[Stored records]

──────────────────────────────

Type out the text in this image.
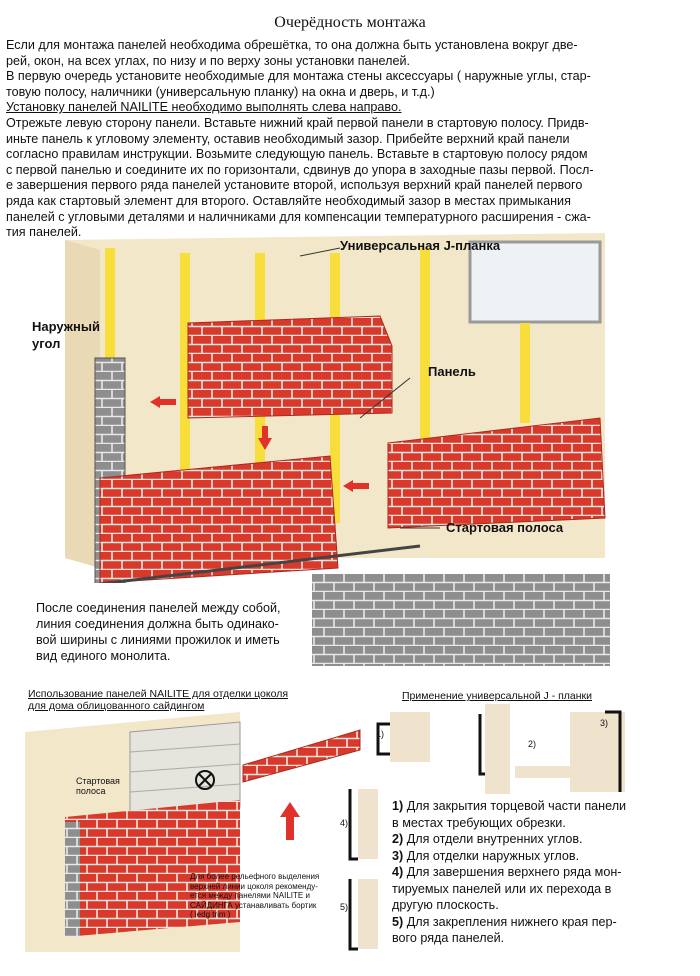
Очерёдность монтажа

Если для монтажа панелей необходима обрешётка, то она должна быть установлена вокруг две-

рей, окон, на всех углах, по низу и по верху зоны установки панелей.

В первую очередь установите необходимые для монтажа стены аксессуары ( наружные углы, стар-

товую полосу, наличники (универсальную планку) на окна и дверь, и т.д.)

Установку панелей NAILITE необходимо выполнять слева направо.

Отрежьте левую сторону панели. Вставьте нижний край первой панели в стартовую полосу. Придв-

иньте панель к угловому элементу, оставив необходимый зазор. Прибейте верхний край панели

согласно правилам инструкции. Возьмите следующую панель. Вставьте в стартовую полосу рядом

с первой панелью и соедините их по горизонтали, сдвинув до упора в заходные пазы первой. Посл-

е завершения первого ряда панелей установите второй, используя верхний край панелей первого

ряда как стартовый элемент для второго. Оставляйте необходимый зазор в местах примыкания

панелей с угловыми деталями и наличниками для компенсации температурного расширения - сжа-

тия панелей.

Универсальная J-планка
Наружный угол
Панель
Стартовая полоса
После соединения панелей между собой,
линия соединения должна быть одинако-
вой ширины с линиями прожилок и иметь
вид единого монолита.
Использование панелей NAILITE для отделки цоколя
для дома облицованного сайдингом
Стартовая
полоса
Для более рельефного выделения
верхней линии цоколя рекоменду-
ется между панелями NAILITE и
САЙДИНГА устанавливать бортик
( ledg trim )
Применение универсальной J - планки
1)
2)
3)
4)
5)
1) Для закрытия торцевой части панели
в местах требующих обрезки.
2) Для отдели внутренних углов.
3) Для отделки наружных углов.
4) Для завершения верхнего ряда мон-
тируемых панелей или их перехода в
другую плоскость.
5) Для закрепления нижнего края пер-
вого ряда панелей.
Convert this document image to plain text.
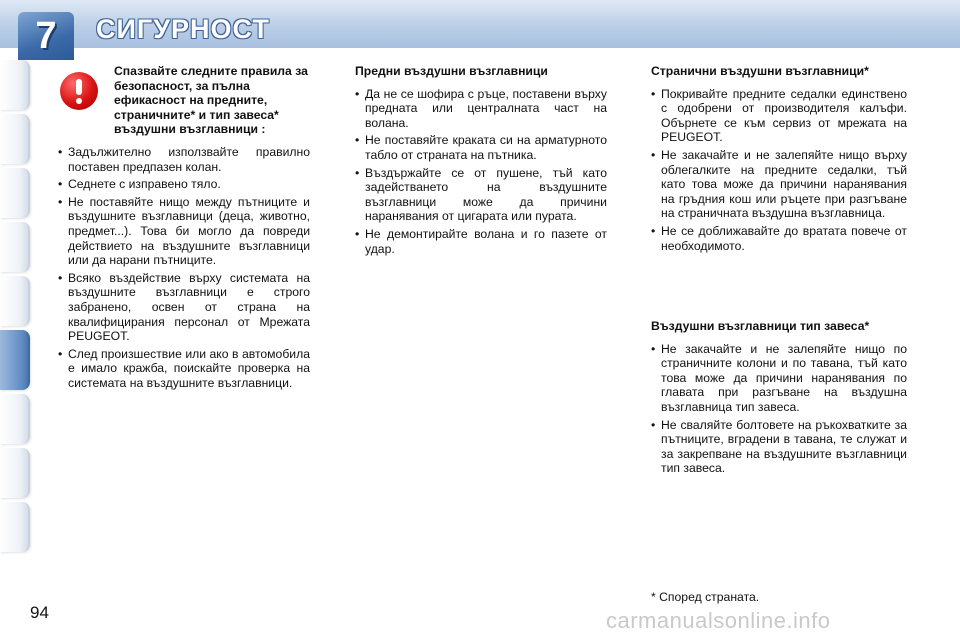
7 СИГУРНОСТ
Спазвайте следните правила за безопасност, за пълна ефикасност на предните, страничните* и тип завеса* въздушни възглавници :
• Задължително използвайте правилно поставен предпазен колан.
• Седнете с изправено тяло.
• Не поставяйте нищо между пътниците и въздушните възглавници (деца, животно, предмет...). Това би могло да повреди действието на въздушните възглавници или да нарани пътниците.
• Всяко въздействие върху системата на въздушните възглавници е строго забранено, освен от страна на квалифицирания персонал от Мрежата PEUGEOT.
• След произшествие или ако в автомобила е имало кражба, поискайте проверка на системата на въздушните възглавници.
Предни въздушни възглавници
• Да не се шофира с ръце, поставени върху предната или централната част на волана.
• Не поставяйте краката си на арматурното табло от страната на пътника.
• Въздържайте се от пушене, тъй като задействането на въздушните възглавници може да причини наранявания от цигарата или пурата.
• Не демонтирайте волана и го пазете от удар.
Странични въздушни възглавници*
• Покривайте предните седалки единствено с одобрени от производителя калъфи. Обърнете се към сервиз от мрежата на PEUGEOT.
• Не закачайте и не залепяйте нищо върху облегалките на предните седалки, тъй като това може да причини наранявания на гръдния кош или ръцете при разгъване на страничната въздушна възглавница.
• Не се доближавайте до вратата повече от необходимото.
Въздушни възглавници тип завеса*
• Не закачайте и не залепяйте нищо по страничните колони и по тавана, тъй като това може да причини наранявания по главата при разгъване на въздушна възглавница тип завеса.
• Не сваляйте болтовете на ръкохватките за пътниците, вградени в тавана, те служат и за закрепване на въздушните възглавници тип завеса.
* Според страната.
94	carmanualsonline.info
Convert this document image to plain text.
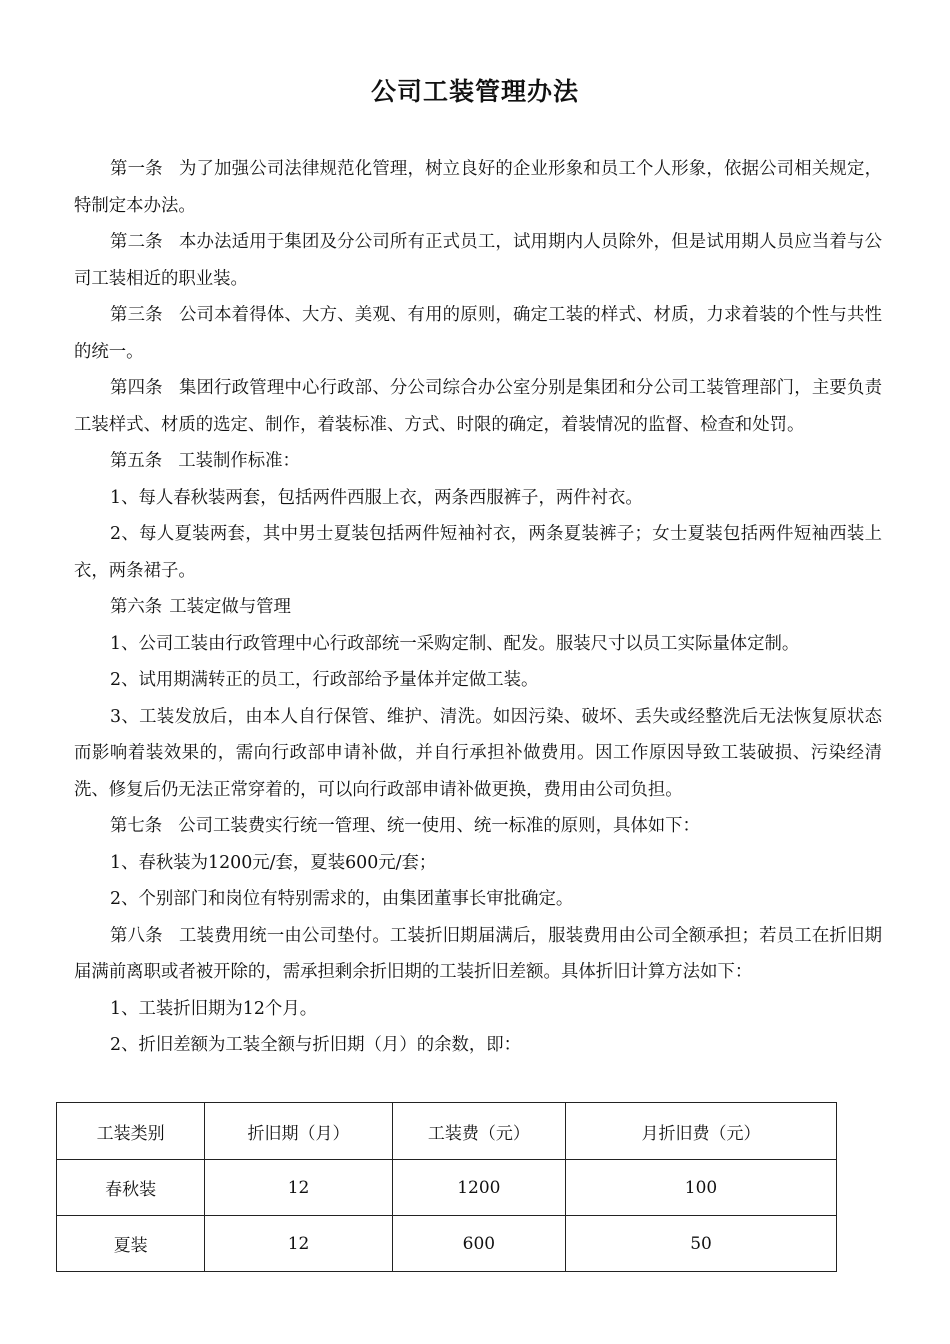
公司工装管理办法

第一条 为了加强公司法律规范化管理，树立良好的企业形象和员工个人形象，依据公司相关规定，特制定本办法。

第二条 本办法适用于集团及分公司所有正式员工，试用期内人员除外，但是试用期人员应当着与公司工装相近的职业装。

第三条 公司本着得体、大方、美观、有用的原则，确定工装的样式、材质，力求着装的个性与共性的统一。

第四条 集团行政管理中心行政部、分公司综合办公室分别是集团和分公司工装管理部门，主要负责工装样式、材质的选定、制作，着装标准、方式、时限的确定，着装情况的监督、检查和处罚。

第五条 工装制作标准：

1、每人春秋装两套，包括两件西服上衣，两条西服裤子，两件衬衣。

2、每人夏装两套，其中男士夏装包括两件短袖衬衣，两条夏装裤子；女士夏装包括两件短袖西装上衣，两条裙子。

第六条 工装定做与管理

1、公司工装由行政管理中心行政部统一采购定制、配发。服装尺寸以员工实际量体定制。

2、试用期满转正的员工，行政部给予量体并定做工装。

3、工装发放后，由本人自行保管、维护、清洗。如因污染、破坏、丢失或经整洗后无法恢复原状态而影响着装效果的，需向行政部申请补做，并自行承担补做费用。因工作原因导致工装破损、污染经清洗、修复后仍无法正常穿着的，可以向行政部申请补做更换，费用由公司负担。

第七条 公司工装费实行统一管理、统一使用、统一标准的原则，具体如下：

1、春秋装为1200元/套，夏装600元/套；

2、个别部门和岗位有特别需求的，由集团董事长审批确定。

第八条 工装费用统一由公司垫付。工装折旧期届满后，服装费用由公司全额承担；若员工在折旧期届满前离职或者被开除的，需承担剩余折旧期的工装折旧差额。具体折旧计算方法如下：

1、工装折旧期为12个月。

2、折旧差额为工装全额与折旧期（月）的余数，即：

工装类别	折旧期（月）	工装费（元）	月折旧费（元）
春秋装	12	1200	100
夏装	12	600	50
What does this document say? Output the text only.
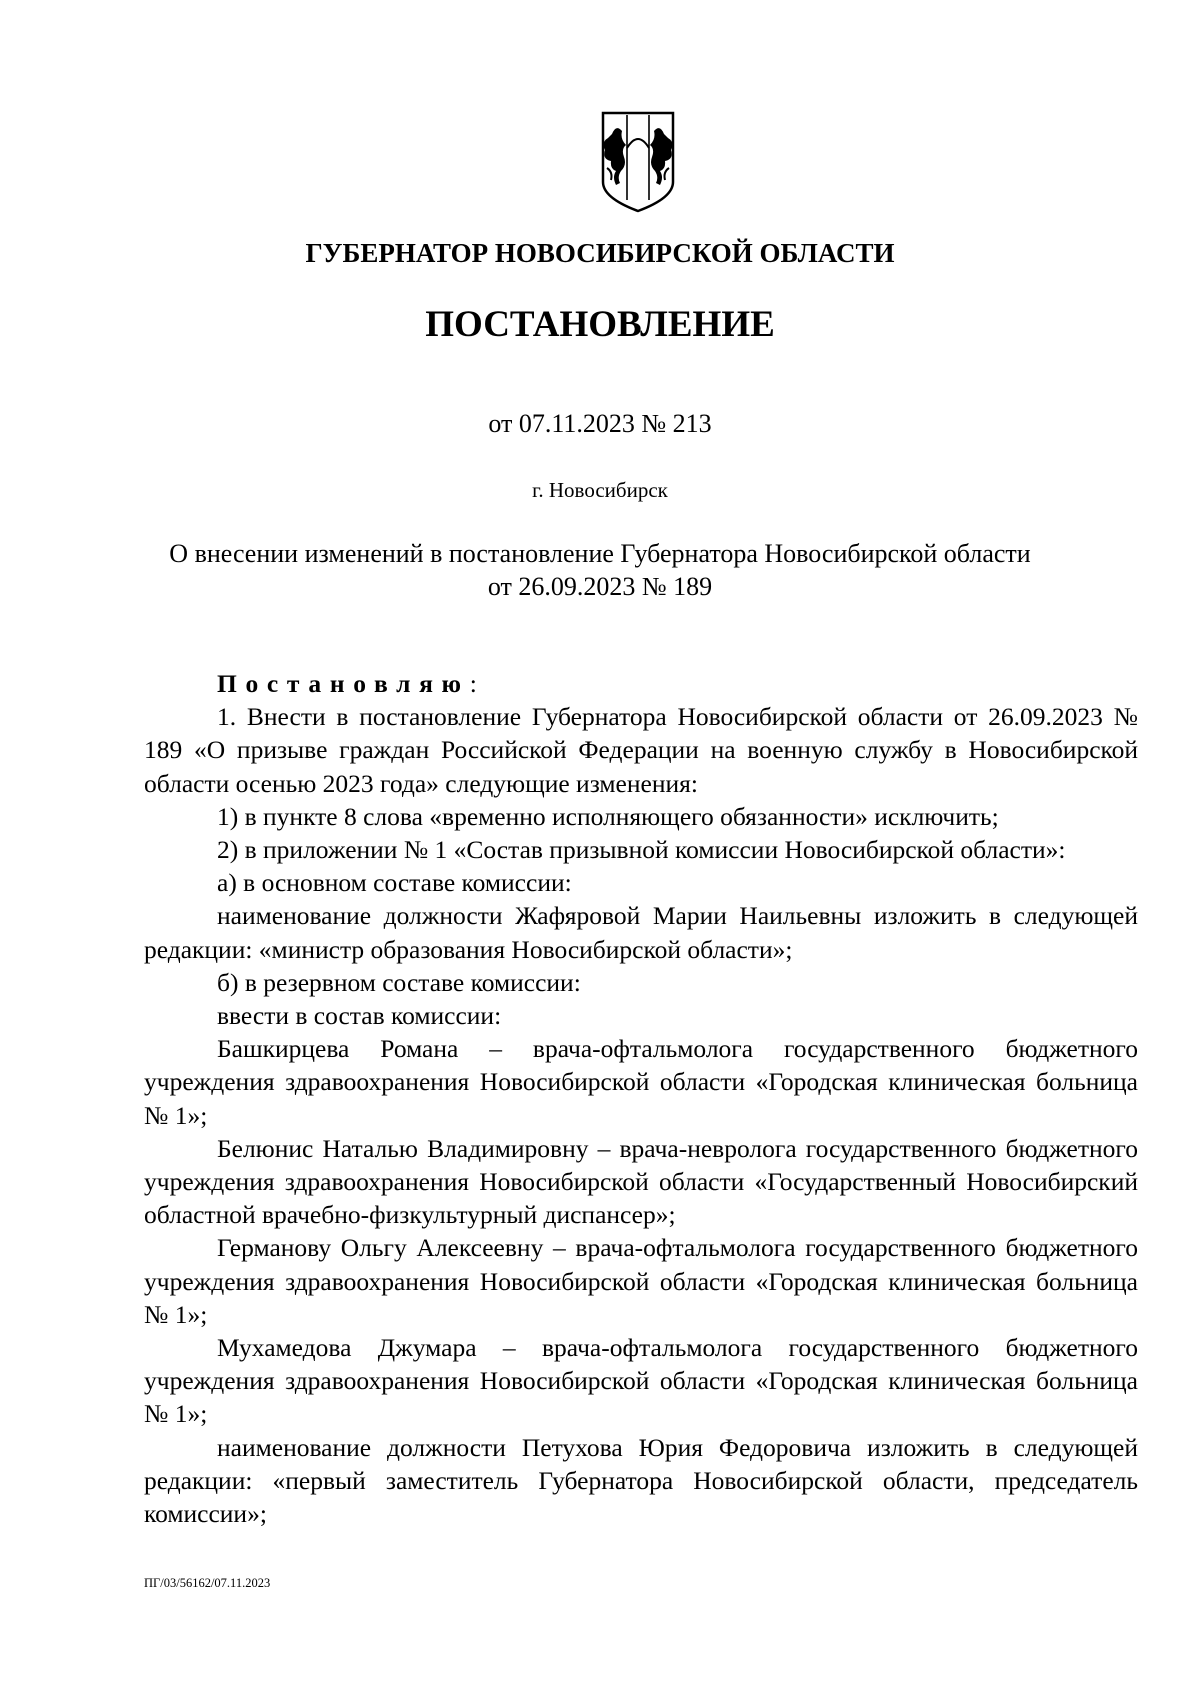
ГУБЕРНАТОР НОВОСИБИРСКОЙ ОБЛАСТИ
ПОСТАНОВЛЕНИЕ
от 07.11.2023 № 213
г. Новосибирск
О внесении изменений в постановление Губернатора Новосибирской области
от 26.09.2023 № 189

Постановляю:

1. Внести в постановление Губернатора Новосибирской области от 26.09.2023 № 189 «О призыве граждан Российской Федерации на военную службу в Новосибирской области осенью 2023 года» следующие изменения:

1) в пункте 8 слова «временно исполняющего обязанности» исключить;

2) в приложении № 1 «Состав призывной комиссии Новосибирской области»:

а) в основном составе комиссии:

наименование должности Жафяровой Марии Наильевны изложить в следующей редакции: «министр образования Новосибирской области»;

б) в резервном составе комиссии:

ввести в состав комиссии:

Башкирцева Романа – врача-офтальмолога государственного бюджетного учреждения здравоохранения Новосибирской области «Городская клиническая больница № 1»;

Белюнис Наталью Владимировну – врача-невролога государственного бюджетного учреждения здравоохранения Новосибирской области «Государственный Новосибирский областной врачебно-физкультурный диспансер»;

Германову Ольгу Алексеевну – врача-офтальмолога государственного бюджетного учреждения здравоохранения Новосибирской области «Городская клиническая больница № 1»;

Мухамедова Джумара – врача-офтальмолога государственного бюджетного учреждения здравоохранения Новосибирской области «Городская клиническая больница № 1»;

наименование должности Петухова Юрия Федоровича изложить в следующей редакции: «первый заместитель Губернатора Новосибирской области, председатель комиссии»;

ПГ/03/56162/07.11.2023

──────────────────────────────

* [Given request]:
Restate the whole listing above exactly, please, omitting every image.

* [Completed exercise]:
Type out the text in this image.
Очерёдность монтажа

Если для монтажа панелей необходима обрешётка, то она должна быть установлена вокруг две-

рей, окон, на всех углах, по низу и по верху зоны установки панелей.

В первую очередь установите необходимые для монтажа стены аксессуары ( наружные углы, стар-

товую полосу, наличники (универсальную планку) на окна и дверь, и т.д.)

Установку панелей NAILITE необходимо выполнять слева направо.

Отрежьте левую сторону панели. Вставьте нижний край первой панели в стартовую полосу. Придв-

иньте панель к угловому элементу, оставив необходимый зазор. Прибейте верхний край панели

согласно правилам инструкции. Возьмите следующую панель. Вставьте в стартовую полосу рядом

с первой панелью и соедините их по горизонтали, сдвинув до упора в заходные пазы первой. Посл-

е завершения первого ряда панелей установите второй, используя верхний край панелей первого

ряда как стартовый элемент для второго. Оставляйте необходимый зазор в местах примыкания

панелей с угловыми деталями и наличниками для компенсации температурного расширения - сжа-

тия панелей.

Универсальная J-планка
Наружный угол
Панель
Стартовая полоса
После соединения панелей между собой,
линия соединения должна быть одинако-
вой ширины с линиями прожилок и иметь
вид единого монолита.
Использование панелей NAILITE для отделки цоколя
для дома облицованного сайдингом
Стартовая
полоса
Для более рельефного выделения
верхней линии цоколя рекоменду-
ется между панелями NAILITE и
САЙДИНГА устанавливать бортик
( ledg trim )
Применение универсальной J - планки
1)
2)
3)
4)
5)
1) Для закрытия торцевой части панели
в местах требующих обрезки.
2) Для отдели внутренних углов.
3) Для отделки наружных углов.
4) Для завершения верхнего ряда мон-
тируемых панелей или их перехода в
другую плоскость.
5) Для закрепления нижнего края пер-
вого ряда панелей.
Convert this document image to plain text.
7 СИГУРНОСТ
Спазвайте следните правила за безопасност, за пълна ефикасност на предните, страничните* и тип завеса* въздушни възглавници :
• Задължително използвайте правилно поставен предпазен колан.
• Седнете с изправено тяло.
• Не поставяйте нищо между пътниците и въздушните възглавници (деца, животно, предмет...). Това би могло да повреди действието на въздушните възглавници или да нарани пътниците.
• Всяко въздействие върху системата на въздушните възглавници е строго забранено, освен от страна на квалифицирания персонал от Мрежата PEUGEOT.
• След произшествие или ако в автомобила е имало кражба, поискайте проверка на системата на въздушните възглавници.
Предни въздушни възглавници
• Да не се шофира с ръце, поставени върху предната или централната част на волана.
• Не поставяйте краката си на арматурното табло от страната на пътника.
• Въздържайте се от пушене, тъй като задействането на въздушните възглавници може да причини наранявания от цигарата или пурата.
• Не демонтирайте волана и го пазете от удар.
Странични въздушни възглавници*
• Покривайте предните седалки единствено с одобрени от производителя калъфи. Обърнете се към сервиз от мрежата на PEUGEOT.
• Не закачайте и не залепяйте нищо върху облегалките на предните седалки, тъй като това може да причини наранявания на гръдния кош или ръцете при разгъване на страничната въздушна възглавница.
• Не се доближавайте до вратата повече от необходимото.
Въздушни възглавници тип завеса*
• Не закачайте и не залепяйте нищо по страничните колони и по тавана, тъй като това може да причини наранявания по главата при разгъване на въздушна възглавница тип завеса.
• Не сваляйте болтовете на ръкохватките за пътниците, вградени в тавана, те служат и за закрепване на въздушните възглавници тип завеса.
* Според страната.
94	carmanualsonline.info
Convert this document image to plain text.
公司工装管理办法

第一条 为了加强公司法律规范化管理，树立良好的企业形象和员工个人形象，依据公司相关规定，特制定本办法。

第二条 本办法适用于集团及分公司所有正式员工，试用期内人员除外，但是试用期人员应当着与公司工装相近的职业装。

第三条 公司本着得体、大方、美观、有用的原则，确定工装的样式、材质，力求着装的个性与共性的统一。

第四条 集团行政管理中心行政部、分公司综合办公室分别是集团和分公司工装管理部门，主要负责工装样式、材质的选定、制作，着装标准、方式、时限的确定，着装情况的监督、检查和处罚。

第五条 工装制作标准：

1、每人春秋装两套，包括两件西服上衣，两条西服裤子，两件衬衣。

2、每人夏装两套，其中男士夏装包括两件短袖衬衣，两条夏装裤子；女士夏装包括两件短袖西装上衣，两条裙子。

第六条 工装定做与管理

1、公司工装由行政管理中心行政部统一采购定制、配发。服装尺寸以员工实际量体定制。

2、试用期满转正的员工，行政部给予量体并定做工装。

3、工装发放后，由本人自行保管、维护、清洗。如因污染、破坏、丢失或经整洗后无法恢复原状态而影响着装效果的，需向行政部申请补做，并自行承担补做费用。因工作原因导致工装破损、污染经清洗、修复后仍无法正常穿着的，可以向行政部申请补做更换，费用由公司负担。

第七条 公司工装费实行统一管理、统一使用、统一标准的原则，具体如下：

1、春秋装为1200元/套，夏装600元/套；

2、个别部门和岗位有特别需求的，由集团董事长审批确定。

第八条 工装费用统一由公司垫付。工装折旧期届满后，服装费用由公司全额承担；若员工在折旧期届满前离职或者被开除的，需承担剩余折旧期的工装折旧差额。具体折旧计算方法如下：

1、工装折旧期为12个月。

2、折旧差额为工装全额与折旧期（月）的余数，即：

工装类别	折旧期（月）	工装费（元）	月折旧费（元）
春秋装	12	1200	100
夏装	12	600	50
What does this document say? Output the text only.
ГУБЕРНАТОР НОВОСИБИРСКОЙ ОБЛАСТИ
ПОСТАНОВЛЕНИЕ
от 07.11.2023 № 213
г. Новосибирск
О внесении изменений в постановление Губернатора Новосибирской области
от 26.09.2023 № 189

Постановляю:

1. Внести в постановление Губернатора Новосибирской области от 26.09.2023 № 189 «О призыве граждан Российской Федерации на военную службу в Новосибирской области осенью 2023 года» следующие изменения:

1) в пункте 8 слова «временно исполняющего обязанности» исключить;

2) в приложении № 1 «Состав призывной комиссии Новосибирской области»:

а) в основном составе комиссии:

наименование должности Жафяровой Марии Наильевны изложить в следующей редакции: «министр образования Новосибирской области»;

б) в резервном составе комиссии:

ввести в состав комиссии:

Башкирцева Романа – врача-офтальмолога государственного бюджетного учреждения здравоохранения Новосибирской области «Городская клиническая больница № 1»;

Белюнис Наталью Владимировну – врача-невролога государственного бюджетного учреждения здравоохранения Новосибирской области «Государственный Новосибирский областной врачебно-физкультурный диспансер»;

Германову Ольгу Алексеевну – врача-офтальмолога государственного бюджетного учреждения здравоохранения Новосибирской области «Городская клиническая больница № 1»;

Мухамедова Джумара – врача-офтальмолога государственного бюджетного учреждения здравоохранения Новосибирской области «Городская клиническая больница № 1»;

наименование должности Петухова Юрия Федоровича изложить в следующей редакции: «первый заместитель Губернатора Новосибирской области, председатель комиссии»;

ПГ/03/56162/07.11.2023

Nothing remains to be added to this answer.